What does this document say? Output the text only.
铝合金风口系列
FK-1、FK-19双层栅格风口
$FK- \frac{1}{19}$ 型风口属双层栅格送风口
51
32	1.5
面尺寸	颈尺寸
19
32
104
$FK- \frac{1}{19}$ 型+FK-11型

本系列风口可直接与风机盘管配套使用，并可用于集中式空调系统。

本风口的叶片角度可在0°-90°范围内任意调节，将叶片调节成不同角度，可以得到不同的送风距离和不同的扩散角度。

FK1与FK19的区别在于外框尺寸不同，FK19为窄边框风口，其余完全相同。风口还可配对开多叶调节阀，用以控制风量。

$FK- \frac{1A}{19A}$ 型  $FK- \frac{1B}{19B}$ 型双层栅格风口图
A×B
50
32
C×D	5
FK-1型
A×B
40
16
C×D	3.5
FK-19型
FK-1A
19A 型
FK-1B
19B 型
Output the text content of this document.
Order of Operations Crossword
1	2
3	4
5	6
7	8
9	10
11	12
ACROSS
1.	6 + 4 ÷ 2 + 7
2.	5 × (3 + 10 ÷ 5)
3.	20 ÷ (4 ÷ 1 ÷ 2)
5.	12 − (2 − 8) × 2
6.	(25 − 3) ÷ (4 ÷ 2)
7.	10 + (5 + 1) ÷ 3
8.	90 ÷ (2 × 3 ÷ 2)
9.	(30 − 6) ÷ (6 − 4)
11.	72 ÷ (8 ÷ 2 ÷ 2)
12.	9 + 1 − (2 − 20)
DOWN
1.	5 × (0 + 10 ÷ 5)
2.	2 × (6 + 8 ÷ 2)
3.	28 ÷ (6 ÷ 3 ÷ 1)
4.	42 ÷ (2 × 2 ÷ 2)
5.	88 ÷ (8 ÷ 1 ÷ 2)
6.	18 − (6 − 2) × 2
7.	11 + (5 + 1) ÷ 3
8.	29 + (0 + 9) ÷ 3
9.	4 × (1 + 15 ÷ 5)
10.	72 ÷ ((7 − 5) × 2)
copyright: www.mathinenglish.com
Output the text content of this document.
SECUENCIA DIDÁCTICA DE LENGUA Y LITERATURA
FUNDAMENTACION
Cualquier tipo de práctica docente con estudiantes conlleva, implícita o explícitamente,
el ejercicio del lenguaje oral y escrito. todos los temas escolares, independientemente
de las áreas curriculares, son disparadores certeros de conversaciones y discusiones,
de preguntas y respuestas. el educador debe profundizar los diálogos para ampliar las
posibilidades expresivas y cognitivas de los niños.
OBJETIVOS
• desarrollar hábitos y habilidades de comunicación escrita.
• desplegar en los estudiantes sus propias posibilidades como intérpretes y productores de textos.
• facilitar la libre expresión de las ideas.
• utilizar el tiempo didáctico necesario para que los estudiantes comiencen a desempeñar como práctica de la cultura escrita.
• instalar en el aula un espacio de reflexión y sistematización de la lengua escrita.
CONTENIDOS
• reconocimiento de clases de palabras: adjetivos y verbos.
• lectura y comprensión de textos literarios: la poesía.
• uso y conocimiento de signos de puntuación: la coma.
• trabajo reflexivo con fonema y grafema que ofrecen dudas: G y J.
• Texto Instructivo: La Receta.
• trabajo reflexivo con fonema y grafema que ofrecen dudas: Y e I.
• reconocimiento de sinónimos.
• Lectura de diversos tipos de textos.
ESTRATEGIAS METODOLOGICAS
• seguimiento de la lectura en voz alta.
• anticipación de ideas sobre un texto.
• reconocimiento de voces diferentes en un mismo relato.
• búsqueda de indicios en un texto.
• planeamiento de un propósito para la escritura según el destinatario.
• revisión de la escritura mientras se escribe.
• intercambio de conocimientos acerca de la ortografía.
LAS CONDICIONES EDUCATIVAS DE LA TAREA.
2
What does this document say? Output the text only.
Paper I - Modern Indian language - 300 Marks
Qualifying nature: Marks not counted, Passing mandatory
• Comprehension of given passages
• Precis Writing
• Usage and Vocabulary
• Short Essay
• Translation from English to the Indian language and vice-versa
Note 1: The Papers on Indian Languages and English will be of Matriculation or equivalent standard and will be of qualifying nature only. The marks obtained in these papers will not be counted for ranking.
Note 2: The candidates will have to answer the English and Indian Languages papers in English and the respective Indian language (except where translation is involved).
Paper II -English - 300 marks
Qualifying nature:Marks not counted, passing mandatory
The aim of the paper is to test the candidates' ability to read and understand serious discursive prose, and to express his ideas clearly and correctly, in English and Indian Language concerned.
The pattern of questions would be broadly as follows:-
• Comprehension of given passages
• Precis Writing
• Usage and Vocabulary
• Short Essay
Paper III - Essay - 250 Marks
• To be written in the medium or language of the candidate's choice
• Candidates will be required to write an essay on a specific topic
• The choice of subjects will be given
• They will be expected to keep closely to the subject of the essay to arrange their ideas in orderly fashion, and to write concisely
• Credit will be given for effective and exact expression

________________________

**WHAT YOU SHOULD DO:** Print all of the entries exactly as they are written.

**TASK ANSWER:**
What does this document say? Output the text only.
铝合金风口系列
FK-1、FK-19双层栅格风口
$FK- \frac{1}{19}$ 型风口属双层栅格送风口
51
32	1.5
面尺寸	颈尺寸
19
32
104
$FK- \frac{1}{19}$ 型+FK-11型

本系列风口可直接与风机盘管配套使用，并可用于集中式空调系统。

本风口的叶片角度可在0°-90°范围内任意调节，将叶片调节成不同角度，可以得到不同的送风距离和不同的扩散角度。

FK1与FK19的区别在于外框尺寸不同，FK19为窄边框风口，其余完全相同。风口还可配对开多叶调节阀，用以控制风量。

$FK- \frac{1A}{19A}$ 型  $FK- \frac{1B}{19B}$ 型双层栅格风口图
A×B
50
32
C×D	5
FK-1型
A×B
40
16
C×D	3.5
FK-19型
FK-1A
19A 型
FK-1B
19B 型
Output the text content of this document.
Order of Operations Crossword
1	2
3	4
5	6
7	8
9	10
11	12
ACROSS
1.	6 + 4 ÷ 2 + 7
2.	5 × (3 + 10 ÷ 5)
3.	20 ÷ (4 ÷ 1 ÷ 2)
5.	12 − (2 − 8) × 2
6.	(25 − 3) ÷ (4 ÷ 2)
7.	10 + (5 + 1) ÷ 3
8.	90 ÷ (2 × 3 ÷ 2)
9.	(30 − 6) ÷ (6 − 4)
11.	72 ÷ (8 ÷ 2 ÷ 2)
12.	9 + 1 − (2 − 20)
DOWN
1.	5 × (0 + 10 ÷ 5)
2.	2 × (6 + 8 ÷ 2)
3.	28 ÷ (6 ÷ 3 ÷ 1)
4.	42 ÷ (2 × 2 ÷ 2)
5.	88 ÷ (8 ÷ 1 ÷ 2)
6.	18 − (6 − 2) × 2
7.	11 + (5 + 1) ÷ 3
8.	29 + (0 + 9) ÷ 3
9.	4 × (1 + 15 ÷ 5)
10.	72 ÷ ((7 − 5) × 2)
copyright: www.mathinenglish.com
Output the text content of this document.
SECUENCIA DIDÁCTICA DE LENGUA Y LITERATURA
FUNDAMENTACION
Cualquier tipo de práctica docente con estudiantes conlleva, implícita o explícitamente,
el ejercicio del lenguaje oral y escrito. todos los temas escolares, independientemente
de las áreas curriculares, son disparadores certeros de conversaciones y discusiones,
de preguntas y respuestas. el educador debe profundizar los diálogos para ampliar las
posibilidades expresivas y cognitivas de los niños.
OBJETIVOS
• desarrollar hábitos y habilidades de comunicación escrita.
• desplegar en los estudiantes sus propias posibilidades como intérpretes y productores de textos.
• facilitar la libre expresión de las ideas.
• utilizar el tiempo didáctico necesario para que los estudiantes comiencen a desempeñar como práctica de la cultura escrita.
• instalar en el aula un espacio de reflexión y sistematización de la lengua escrita.
CONTENIDOS
• reconocimiento de clases de palabras: adjetivos y verbos.
• lectura y comprensión de textos literarios: la poesía.
• uso y conocimiento de signos de puntuación: la coma.
• trabajo reflexivo con fonema y grafema que ofrecen dudas: G y J.
• Texto Instructivo: La Receta.
• trabajo reflexivo con fonema y grafema que ofrecen dudas: Y e I.
• reconocimiento de sinónimos.
• Lectura de diversos tipos de textos.
ESTRATEGIAS METODOLOGICAS
• seguimiento de la lectura en voz alta.
• anticipación de ideas sobre un texto.
• reconocimiento de voces diferentes en un mismo relato.
• búsqueda de indicios en un texto.
• planeamiento de un propósito para la escritura según el destinatario.
• revisión de la escritura mientras se escribe.
• intercambio de conocimientos acerca de la ortografía.
LAS CONDICIONES EDUCATIVAS DE LA TAREA.
2
What does this document say? Output the text only.
Paper I - Modern Indian language - 300 Marks
Qualifying nature: Marks not counted, Passing mandatory
• Comprehension of given passages
• Precis Writing
• Usage and Vocabulary
• Short Essay
• Translation from English to the Indian language and vice-versa
Note 1: The Papers on Indian Languages and English will be of Matriculation or equivalent standard and will be of qualifying nature only. The marks obtained in these papers will not be counted for ranking.
Note 2: The candidates will have to answer the English and Indian Languages papers in English and the respective Indian language (except where translation is involved).
Paper II -English - 300 marks
Qualifying nature:Marks not counted, passing mandatory
The aim of the paper is to test the candidates' ability to read and understand serious discursive prose, and to express his ideas clearly and correctly, in English and Indian Language concerned.
The pattern of questions would be broadly as follows:-
• Comprehension of given passages
• Precis Writing
• Usage and Vocabulary
• Short Essay
Paper III - Essay - 250 Marks
• To be written in the medium or language of the candidate's choice
• Candidates will be required to write an essay on a specific topic
• The choice of subjects will be given
• They will be expected to keep closely to the subject of the essay to arrange their ideas in orderly fashion, and to write concisely
• Credit will be given for effective and exact expression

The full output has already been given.